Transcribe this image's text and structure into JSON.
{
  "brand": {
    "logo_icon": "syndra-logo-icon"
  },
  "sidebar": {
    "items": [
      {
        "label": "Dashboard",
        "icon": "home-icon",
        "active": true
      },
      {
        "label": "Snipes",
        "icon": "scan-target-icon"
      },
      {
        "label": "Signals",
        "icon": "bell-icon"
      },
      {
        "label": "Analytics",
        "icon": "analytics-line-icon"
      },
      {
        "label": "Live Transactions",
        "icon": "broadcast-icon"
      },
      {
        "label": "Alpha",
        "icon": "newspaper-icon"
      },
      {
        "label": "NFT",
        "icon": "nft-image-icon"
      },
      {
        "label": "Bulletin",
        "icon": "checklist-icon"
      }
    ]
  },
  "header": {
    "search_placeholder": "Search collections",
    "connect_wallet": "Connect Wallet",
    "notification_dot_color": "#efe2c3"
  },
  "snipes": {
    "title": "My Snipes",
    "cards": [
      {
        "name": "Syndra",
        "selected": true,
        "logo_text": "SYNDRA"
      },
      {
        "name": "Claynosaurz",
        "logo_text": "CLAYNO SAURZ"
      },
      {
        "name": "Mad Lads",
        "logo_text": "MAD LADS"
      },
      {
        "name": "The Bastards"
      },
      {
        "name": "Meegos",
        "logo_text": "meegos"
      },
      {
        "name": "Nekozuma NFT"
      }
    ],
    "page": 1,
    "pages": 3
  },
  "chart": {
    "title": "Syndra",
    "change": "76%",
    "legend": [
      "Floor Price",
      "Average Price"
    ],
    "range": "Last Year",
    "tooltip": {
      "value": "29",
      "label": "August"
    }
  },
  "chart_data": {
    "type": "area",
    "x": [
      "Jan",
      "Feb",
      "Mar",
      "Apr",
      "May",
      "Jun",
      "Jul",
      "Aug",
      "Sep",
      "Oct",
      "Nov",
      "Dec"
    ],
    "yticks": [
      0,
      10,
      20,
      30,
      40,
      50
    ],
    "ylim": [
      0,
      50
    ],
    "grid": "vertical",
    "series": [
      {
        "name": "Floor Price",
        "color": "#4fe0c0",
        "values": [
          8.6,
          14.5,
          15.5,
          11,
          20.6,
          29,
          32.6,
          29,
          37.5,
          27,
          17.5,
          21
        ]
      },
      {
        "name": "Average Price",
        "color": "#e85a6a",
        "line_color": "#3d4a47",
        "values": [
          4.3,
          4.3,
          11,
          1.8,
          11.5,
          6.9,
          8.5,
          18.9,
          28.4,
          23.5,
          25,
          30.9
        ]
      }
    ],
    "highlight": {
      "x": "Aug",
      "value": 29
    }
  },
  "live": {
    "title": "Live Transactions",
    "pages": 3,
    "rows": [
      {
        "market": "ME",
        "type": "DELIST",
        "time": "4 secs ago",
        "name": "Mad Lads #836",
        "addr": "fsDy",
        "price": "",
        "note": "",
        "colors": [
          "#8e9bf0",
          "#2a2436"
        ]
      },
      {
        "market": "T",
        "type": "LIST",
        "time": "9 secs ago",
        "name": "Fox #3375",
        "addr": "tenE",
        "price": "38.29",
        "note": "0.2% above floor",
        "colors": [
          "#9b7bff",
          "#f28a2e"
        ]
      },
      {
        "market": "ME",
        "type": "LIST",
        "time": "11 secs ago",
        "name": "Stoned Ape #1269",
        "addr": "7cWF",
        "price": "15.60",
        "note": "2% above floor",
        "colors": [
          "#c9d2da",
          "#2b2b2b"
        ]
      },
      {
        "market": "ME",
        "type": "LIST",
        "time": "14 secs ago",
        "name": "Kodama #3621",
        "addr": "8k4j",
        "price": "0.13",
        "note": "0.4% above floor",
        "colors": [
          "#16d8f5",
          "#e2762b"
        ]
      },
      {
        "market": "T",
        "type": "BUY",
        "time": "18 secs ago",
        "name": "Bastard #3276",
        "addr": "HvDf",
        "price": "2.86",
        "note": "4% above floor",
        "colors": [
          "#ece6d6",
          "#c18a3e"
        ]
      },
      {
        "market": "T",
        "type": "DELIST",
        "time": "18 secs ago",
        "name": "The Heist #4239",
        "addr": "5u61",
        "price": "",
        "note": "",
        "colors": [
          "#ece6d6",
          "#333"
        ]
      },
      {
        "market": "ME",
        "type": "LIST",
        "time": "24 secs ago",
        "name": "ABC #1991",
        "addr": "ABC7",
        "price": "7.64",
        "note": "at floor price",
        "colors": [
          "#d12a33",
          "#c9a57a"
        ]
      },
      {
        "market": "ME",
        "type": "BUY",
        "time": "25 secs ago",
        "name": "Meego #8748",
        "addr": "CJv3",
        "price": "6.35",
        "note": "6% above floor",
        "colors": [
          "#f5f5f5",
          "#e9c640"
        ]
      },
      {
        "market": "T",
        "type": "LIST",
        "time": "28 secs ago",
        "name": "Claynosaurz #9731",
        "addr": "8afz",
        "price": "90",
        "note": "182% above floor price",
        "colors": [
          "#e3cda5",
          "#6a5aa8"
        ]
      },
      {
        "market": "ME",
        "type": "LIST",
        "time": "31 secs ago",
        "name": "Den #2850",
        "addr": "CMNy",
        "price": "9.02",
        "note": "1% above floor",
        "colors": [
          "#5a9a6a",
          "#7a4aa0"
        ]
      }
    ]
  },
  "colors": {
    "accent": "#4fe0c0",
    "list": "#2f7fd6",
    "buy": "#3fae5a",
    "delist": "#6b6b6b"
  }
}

# Short task
Copy the entries above exactly, leaving none out.

# Exercise result
Transcribe this image's text and structure into JSON.
{
  "brand": {
    "logo_icon": "syndra-logo-icon"
  },
  "sidebar": {
    "items": [
      {
        "label": "Dashboard",
        "icon": "home-icon",
        "active": true
      },
      {
        "label": "Snipes",
        "icon": "scan-target-icon"
      },
      {
        "label": "Signals",
        "icon": "bell-icon"
      },
      {
        "label": "Analytics",
        "icon": "analytics-line-icon"
      },
      {
        "label": "Live Transactions",
        "icon": "broadcast-icon"
      },
      {
        "label": "Alpha",
        "icon": "newspaper-icon"
      },
      {
        "label": "NFT",
        "icon": "nft-image-icon"
      },
      {
        "label": "Bulletin",
        "icon": "checklist-icon"
      }
    ]
  },
  "header": {
    "search_placeholder": "Search collections",
    "connect_wallet": "Connect Wallet",
    "notification_dot_color": "#efe2c3"
  },
  "snipes": {
    "title": "My Snipes",
    "cards": [
      {
        "name": "Syndra",
        "selected": true,
        "logo_text": "SYNDRA"
      },
      {
        "name": "Claynosaurz",
        "logo_text": "CLAYNO SAURZ"
      },
      {
        "name": "Mad Lads",
        "logo_text": "MAD LADS"
      },
      {
        "name": "The Bastards"
      },
      {
        "name": "Meegos",
        "logo_text": "meegos"
      },
      {
        "name": "Nekozuma NFT"
      }
    ],
    "page": 1,
    "pages": 3
  },
  "chart": {
    "title": "Syndra",
    "change": "76%",
    "legend": [
      "Floor Price",
      "Average Price"
    ],
    "range": "Last Year",
    "tooltip": {
      "value": "29",
      "label": "August"
    }
  },
  "chart_data": {
    "type": "area",
    "x": [
      "Jan",
      "Feb",
      "Mar",
      "Apr",
      "May",
      "Jun",
      "Jul",
      "Aug",
      "Sep",
      "Oct",
      "Nov",
      "Dec"
    ],
    "yticks": [
      0,
      10,
      20,
      30,
      40,
      50
    ],
    "ylim": [
      0,
      50
    ],
    "grid": "vertical",
    "series": [
      {
        "name": "Floor Price",
        "color": "#4fe0c0",
        "values": [
          8.6,
          14.5,
          15.5,
          11,
          20.6,
          29,
          32.6,
          29,
          37.5,
          27,
          17.5,
          21
        ]
      },
      {
        "name": "Average Price",
        "color": "#e85a6a",
        "line_color": "#3d4a47",
        "values": [
          4.3,
          4.3,
          11,
          1.8,
          11.5,
          6.9,
          8.5,
          18.9,
          28.4,
          23.5,
          25,
          30.9
        ]
      }
    ],
    "highlight": {
      "x": "Aug",
      "value": 29
    }
  },
  "live": {
    "title": "Live Transactions",
    "pages": 3,
    "rows": [
      {
        "market": "ME",
        "type": "DELIST",
        "time": "4 secs ago",
        "name": "Mad Lads #836",
        "addr": "fsDy",
        "price": "",
        "note": "",
        "colors": [
          "#8e9bf0",
          "#2a2436"
        ]
      },
      {
        "market": "T",
        "type": "LIST",
        "time": "9 secs ago",
        "name": "Fox #3375",
        "addr": "tenE",
        "price": "38.29",
        "note": "0.2% above floor",
        "colors": [
          "#9b7bff",
          "#f28a2e"
        ]
      },
      {
        "market": "ME",
        "type": "LIST",
        "time": "11 secs ago",
        "name": "Stoned Ape #1269",
        "addr": "7cWF",
        "price": "15.60",
        "note": "2% above floor",
        "colors": [
          "#c9d2da",
          "#2b2b2b"
        ]
      },
      {
        "market": "ME",
        "type": "LIST",
        "time": "14 secs ago",
        "name": "Kodama #3621",
        "addr": "8k4j",
        "price": "0.13",
        "note": "0.4% above floor",
        "colors": [
          "#16d8f5",
          "#e2762b"
        ]
      },
      {
        "market": "T",
        "type": "BUY",
        "time": "18 secs ago",
        "name": "Bastard #3276",
        "addr": "HvDf",
        "price": "2.86",
        "note": "4% above floor",
        "colors": [
          "#ece6d6",
          "#c18a3e"
        ]
      },
      {
        "market": "T",
        "type": "DELIST",
        "time": "18 secs ago",
        "name": "The Heist #4239",
        "addr": "5u61",
        "price": "",
        "note": "",
        "colors": [
          "#ece6d6",
          "#333"
        ]
      },
      {
        "market": "ME",
        "type": "LIST",
        "time": "24 secs ago",
        "name": "ABC #1991",
        "addr": "ABC7",
        "price": "7.64",
        "note": "at floor price",
        "colors": [
          "#d12a33",
          "#c9a57a"
        ]
      },
      {
        "market": "ME",
        "type": "BUY",
        "time": "25 secs ago",
        "name": "Meego #8748",
        "addr": "CJv3",
        "price": "6.35",
        "note": "6% above floor",
        "colors": [
          "#f5f5f5",
          "#e9c640"
        ]
      },
      {
        "market": "T",
        "type": "LIST",
        "time": "28 secs ago",
        "name": "Claynosaurz #9731",
        "addr": "8afz",
        "price": "90",
        "note": "182% above floor price",
        "colors": [
          "#e3cda5",
          "#6a5aa8"
        ]
      },
      {
        "market": "ME",
        "type": "LIST",
        "time": "31 secs ago",
        "name": "Den #2850",
        "addr": "CMNy",
        "price": "9.02",
        "note": "1% above floor",
        "colors": [
          "#5a9a6a",
          "#7a4aa0"
        ]
      }
    ]
  },
  "colors": {
    "accent": "#4fe0c0",
    "list": "#2f7fd6",
    "buy": "#3fae5a",
    "delist": "#6b6b6b"
  }
}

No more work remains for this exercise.